What the exercise asks:
Every record must be transcribed in its entirety, apart from the images, which are to be omitted.

Record extracts:
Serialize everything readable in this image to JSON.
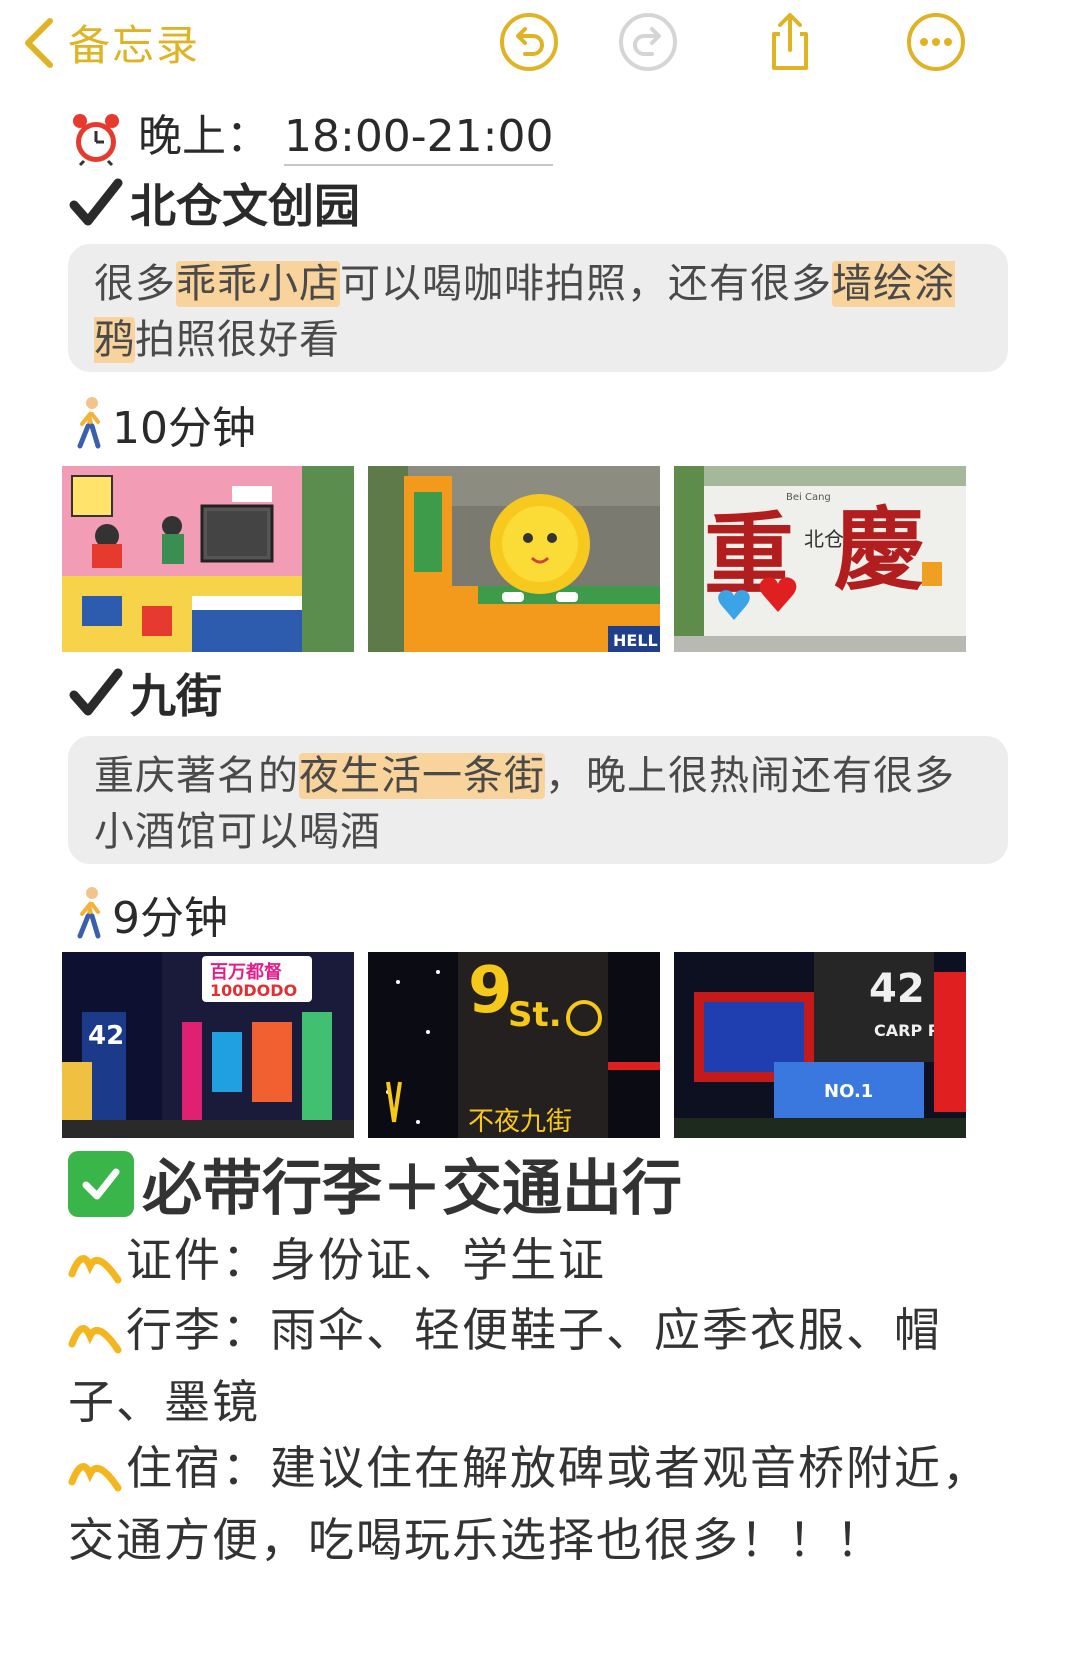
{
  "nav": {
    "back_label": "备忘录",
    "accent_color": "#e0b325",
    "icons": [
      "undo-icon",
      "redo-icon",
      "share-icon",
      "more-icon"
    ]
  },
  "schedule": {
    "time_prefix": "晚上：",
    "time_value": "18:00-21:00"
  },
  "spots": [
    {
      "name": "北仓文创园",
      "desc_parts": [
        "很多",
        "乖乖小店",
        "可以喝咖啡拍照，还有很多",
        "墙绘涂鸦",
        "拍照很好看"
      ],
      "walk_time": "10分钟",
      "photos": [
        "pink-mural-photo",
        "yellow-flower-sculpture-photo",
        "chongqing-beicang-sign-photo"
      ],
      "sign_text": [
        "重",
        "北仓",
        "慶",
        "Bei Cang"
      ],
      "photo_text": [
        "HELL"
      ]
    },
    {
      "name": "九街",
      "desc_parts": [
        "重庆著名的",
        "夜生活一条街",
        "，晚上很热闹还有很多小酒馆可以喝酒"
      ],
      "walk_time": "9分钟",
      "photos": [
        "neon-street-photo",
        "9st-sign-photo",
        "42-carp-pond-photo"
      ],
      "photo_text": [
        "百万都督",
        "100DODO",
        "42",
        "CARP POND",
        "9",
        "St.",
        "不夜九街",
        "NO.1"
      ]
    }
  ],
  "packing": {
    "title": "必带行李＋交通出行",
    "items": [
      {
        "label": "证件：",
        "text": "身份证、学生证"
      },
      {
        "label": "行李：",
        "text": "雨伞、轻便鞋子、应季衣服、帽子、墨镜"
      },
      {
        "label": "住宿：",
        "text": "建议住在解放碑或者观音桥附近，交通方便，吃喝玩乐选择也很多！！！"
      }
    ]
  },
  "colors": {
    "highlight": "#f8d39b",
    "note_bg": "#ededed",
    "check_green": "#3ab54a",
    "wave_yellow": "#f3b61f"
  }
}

Answer to this task:
Serialize everything readable in this image to JSON.
{
  "nav": {
    "back_label": "备忘录",
    "accent_color": "#e0b325",
    "icons": [
      "undo-icon",
      "redo-icon",
      "share-icon",
      "more-icon"
    ]
  },
  "schedule": {
    "time_prefix": "晚上：",
    "time_value": "18:00-21:00"
  },
  "spots": [
    {
      "name": "北仓文创园",
      "desc_parts": [
        "很多",
        "乖乖小店",
        "可以喝咖啡拍照，还有很多",
        "墙绘涂鸦",
        "拍照很好看"
      ],
      "walk_time": "10分钟",
      "photos": [
        "pink-mural-photo",
        "yellow-flower-sculpture-photo",
        "chongqing-beicang-sign-photo"
      ],
      "sign_text": [
        "重",
        "北仓",
        "慶",
        "Bei Cang"
      ],
      "photo_text": [
        "HELL"
      ]
    },
    {
      "name": "九街",
      "desc_parts": [
        "重庆著名的",
        "夜生活一条街",
        "，晚上很热闹还有很多小酒馆可以喝酒"
      ],
      "walk_time": "9分钟",
      "photos": [
        "neon-street-photo",
        "9st-sign-photo",
        "42-carp-pond-photo"
      ],
      "photo_text": [
        "百万都督",
        "100DODO",
        "42",
        "CARP POND",
        "9",
        "St.",
        "不夜九街",
        "NO.1"
      ]
    }
  ],
  "packing": {
    "title": "必带行李＋交通出行",
    "items": [
      {
        "label": "证件：",
        "text": "身份证、学生证"
      },
      {
        "label": "行李：",
        "text": "雨伞、轻便鞋子、应季衣服、帽子、墨镜"
      },
      {
        "label": "住宿：",
        "text": "建议住在解放碑或者观音桥附近，交通方便，吃喝玩乐选择也很多！！！"
      }
    ]
  },
  "colors": {
    "highlight": "#f8d39b",
    "note_bg": "#ededed",
    "check_green": "#3ab54a",
    "wave_yellow": "#f3b61f"
  }
}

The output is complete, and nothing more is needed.